Problem to work on: Skip the pictures. Reproduce all other material exactly.
:: Data for this task ::
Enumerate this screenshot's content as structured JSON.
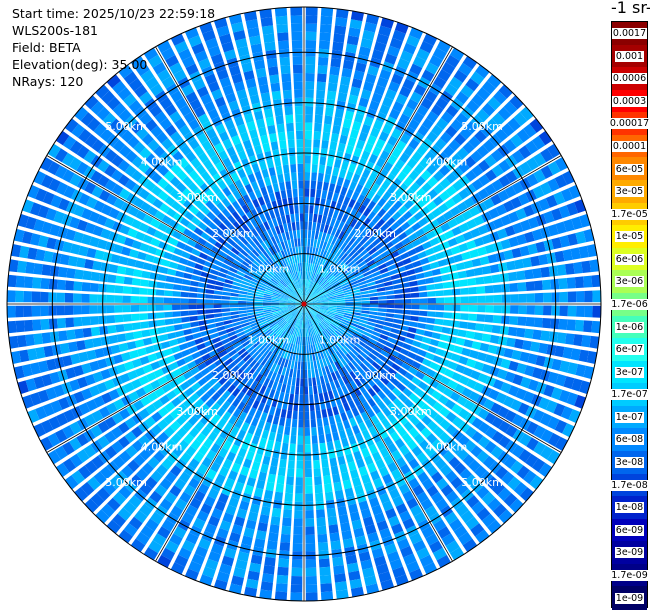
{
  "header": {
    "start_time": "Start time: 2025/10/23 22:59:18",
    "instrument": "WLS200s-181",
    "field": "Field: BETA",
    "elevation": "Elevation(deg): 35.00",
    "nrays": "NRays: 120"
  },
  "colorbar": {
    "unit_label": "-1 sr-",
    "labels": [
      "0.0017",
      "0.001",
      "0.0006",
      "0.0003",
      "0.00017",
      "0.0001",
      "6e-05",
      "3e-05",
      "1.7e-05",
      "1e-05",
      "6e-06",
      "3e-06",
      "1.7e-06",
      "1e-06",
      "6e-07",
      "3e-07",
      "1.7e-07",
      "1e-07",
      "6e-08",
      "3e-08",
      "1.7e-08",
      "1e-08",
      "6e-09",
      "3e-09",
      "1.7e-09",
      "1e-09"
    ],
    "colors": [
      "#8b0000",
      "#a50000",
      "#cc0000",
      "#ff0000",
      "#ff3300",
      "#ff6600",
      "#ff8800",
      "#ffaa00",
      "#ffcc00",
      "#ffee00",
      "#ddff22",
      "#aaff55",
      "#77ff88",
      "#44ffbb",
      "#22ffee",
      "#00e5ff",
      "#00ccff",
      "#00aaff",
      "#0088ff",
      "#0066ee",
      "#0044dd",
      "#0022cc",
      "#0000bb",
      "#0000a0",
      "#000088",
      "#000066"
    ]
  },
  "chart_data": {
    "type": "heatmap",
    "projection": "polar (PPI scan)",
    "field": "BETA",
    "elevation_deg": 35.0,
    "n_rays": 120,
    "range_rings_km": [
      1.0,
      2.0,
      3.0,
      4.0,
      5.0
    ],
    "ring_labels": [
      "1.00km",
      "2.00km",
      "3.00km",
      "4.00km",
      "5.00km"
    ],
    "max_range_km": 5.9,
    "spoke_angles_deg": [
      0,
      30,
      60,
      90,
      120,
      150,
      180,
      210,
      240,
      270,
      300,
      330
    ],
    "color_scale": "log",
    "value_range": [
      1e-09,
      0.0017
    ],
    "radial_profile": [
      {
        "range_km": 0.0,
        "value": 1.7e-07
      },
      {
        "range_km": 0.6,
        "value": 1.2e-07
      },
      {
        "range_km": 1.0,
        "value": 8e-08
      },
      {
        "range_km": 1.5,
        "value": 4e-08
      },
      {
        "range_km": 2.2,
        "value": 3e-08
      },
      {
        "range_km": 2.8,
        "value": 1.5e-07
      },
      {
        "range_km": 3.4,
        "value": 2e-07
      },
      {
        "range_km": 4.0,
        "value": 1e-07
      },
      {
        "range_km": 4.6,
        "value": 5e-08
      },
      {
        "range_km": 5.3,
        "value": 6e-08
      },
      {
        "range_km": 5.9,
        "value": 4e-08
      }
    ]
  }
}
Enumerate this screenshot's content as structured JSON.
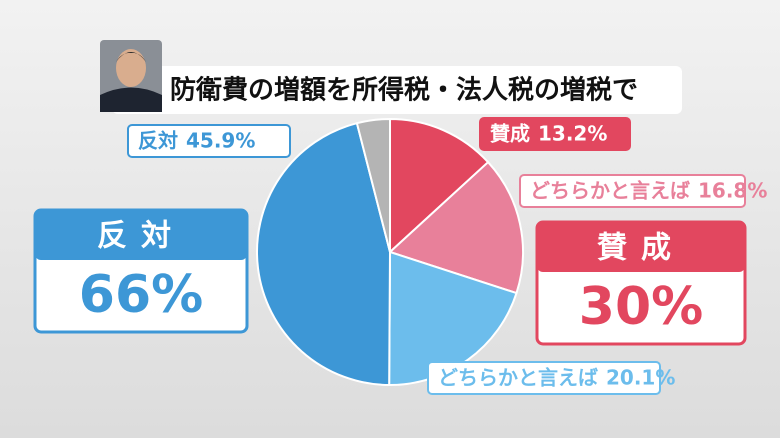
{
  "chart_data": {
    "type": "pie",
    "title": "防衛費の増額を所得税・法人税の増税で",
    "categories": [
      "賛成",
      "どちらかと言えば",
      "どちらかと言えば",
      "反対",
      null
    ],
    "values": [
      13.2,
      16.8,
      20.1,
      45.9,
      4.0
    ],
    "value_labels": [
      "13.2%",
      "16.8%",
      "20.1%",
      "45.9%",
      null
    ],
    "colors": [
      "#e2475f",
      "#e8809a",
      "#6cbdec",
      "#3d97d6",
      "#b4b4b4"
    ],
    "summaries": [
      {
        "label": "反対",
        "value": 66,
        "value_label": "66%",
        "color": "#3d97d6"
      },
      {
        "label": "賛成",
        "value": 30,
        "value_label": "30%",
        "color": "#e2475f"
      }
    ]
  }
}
:::
Full answer:
Enumerate this screenshot's content as structured JSON.
{
  "header": {
    "start_time": "Start time: 2025/10/23 22:59:18",
    "instrument": "WLS200s-181",
    "field": "Field: BETA",
    "elevation": "Elevation(deg): 35.00",
    "nrays": "NRays: 120"
  },
  "colorbar": {
    "unit_label": "-1 sr-",
    "labels": [
      "0.0017",
      "0.001",
      "0.0006",
      "0.0003",
      "0.00017",
      "0.0001",
      "6e-05",
      "3e-05",
      "1.7e-05",
      "1e-05",
      "6e-06",
      "3e-06",
      "1.7e-06",
      "1e-06",
      "6e-07",
      "3e-07",
      "1.7e-07",
      "1e-07",
      "6e-08",
      "3e-08",
      "1.7e-08",
      "1e-08",
      "6e-09",
      "3e-09",
      "1.7e-09",
      "1e-09"
    ],
    "colors": [
      "#8b0000",
      "#a50000",
      "#cc0000",
      "#ff0000",
      "#ff3300",
      "#ff6600",
      "#ff8800",
      "#ffaa00",
      "#ffcc00",
      "#ffee00",
      "#ddff22",
      "#aaff55",
      "#77ff88",
      "#44ffbb",
      "#22ffee",
      "#00e5ff",
      "#00ccff",
      "#00aaff",
      "#0088ff",
      "#0066ee",
      "#0044dd",
      "#0022cc",
      "#0000bb",
      "#0000a0",
      "#000088",
      "#000066"
    ]
  },
  "chart_data": {
    "type": "heatmap",
    "projection": "polar (PPI scan)",
    "field": "BETA",
    "elevation_deg": 35.0,
    "n_rays": 120,
    "range_rings_km": [
      1.0,
      2.0,
      3.0,
      4.0,
      5.0
    ],
    "ring_labels": [
      "1.00km",
      "2.00km",
      "3.00km",
      "4.00km",
      "5.00km"
    ],
    "max_range_km": 5.9,
    "spoke_angles_deg": [
      0,
      30,
      60,
      90,
      120,
      150,
      180,
      210,
      240,
      270,
      300,
      330
    ],
    "color_scale": "log",
    "value_range": [
      1e-09,
      0.0017
    ],
    "radial_profile": [
      {
        "range_km": 0.0,
        "value": 1.7e-07
      },
      {
        "range_km": 0.6,
        "value": 1.2e-07
      },
      {
        "range_km": 1.0,
        "value": 8e-08
      },
      {
        "range_km": 1.5,
        "value": 4e-08
      },
      {
        "range_km": 2.2,
        "value": 3e-08
      },
      {
        "range_km": 2.8,
        "value": 1.5e-07
      },
      {
        "range_km": 3.4,
        "value": 2e-07
      },
      {
        "range_km": 4.0,
        "value": 1e-07
      },
      {
        "range_km": 4.6,
        "value": 5e-08
      },
      {
        "range_km": 5.3,
        "value": 6e-08
      },
      {
        "range_km": 5.9,
        "value": 4e-08
      }
    ]
  }
}
Enumerate this screenshot's content as structured JSON.
{
  "chart_data": {
    "type": "pie",
    "title": "防衛費の増額を所得税・法人税の増税で",
    "categories": [
      "賛成",
      "どちらかと言えば",
      "どちらかと言えば",
      "反対",
      null
    ],
    "values": [
      13.2,
      16.8,
      20.1,
      45.9,
      4.0
    ],
    "value_labels": [
      "13.2%",
      "16.8%",
      "20.1%",
      "45.9%",
      null
    ],
    "colors": [
      "#e2475f",
      "#e8809a",
      "#6cbdec",
      "#3d97d6",
      "#b4b4b4"
    ],
    "summaries": [
      {
        "label": "反対",
        "value": 66,
        "value_label": "66%",
        "color": "#3d97d6"
      },
      {
        "label": "賛成",
        "value": 30,
        "value_label": "30%",
        "color": "#e2475f"
      }
    ]
  }
}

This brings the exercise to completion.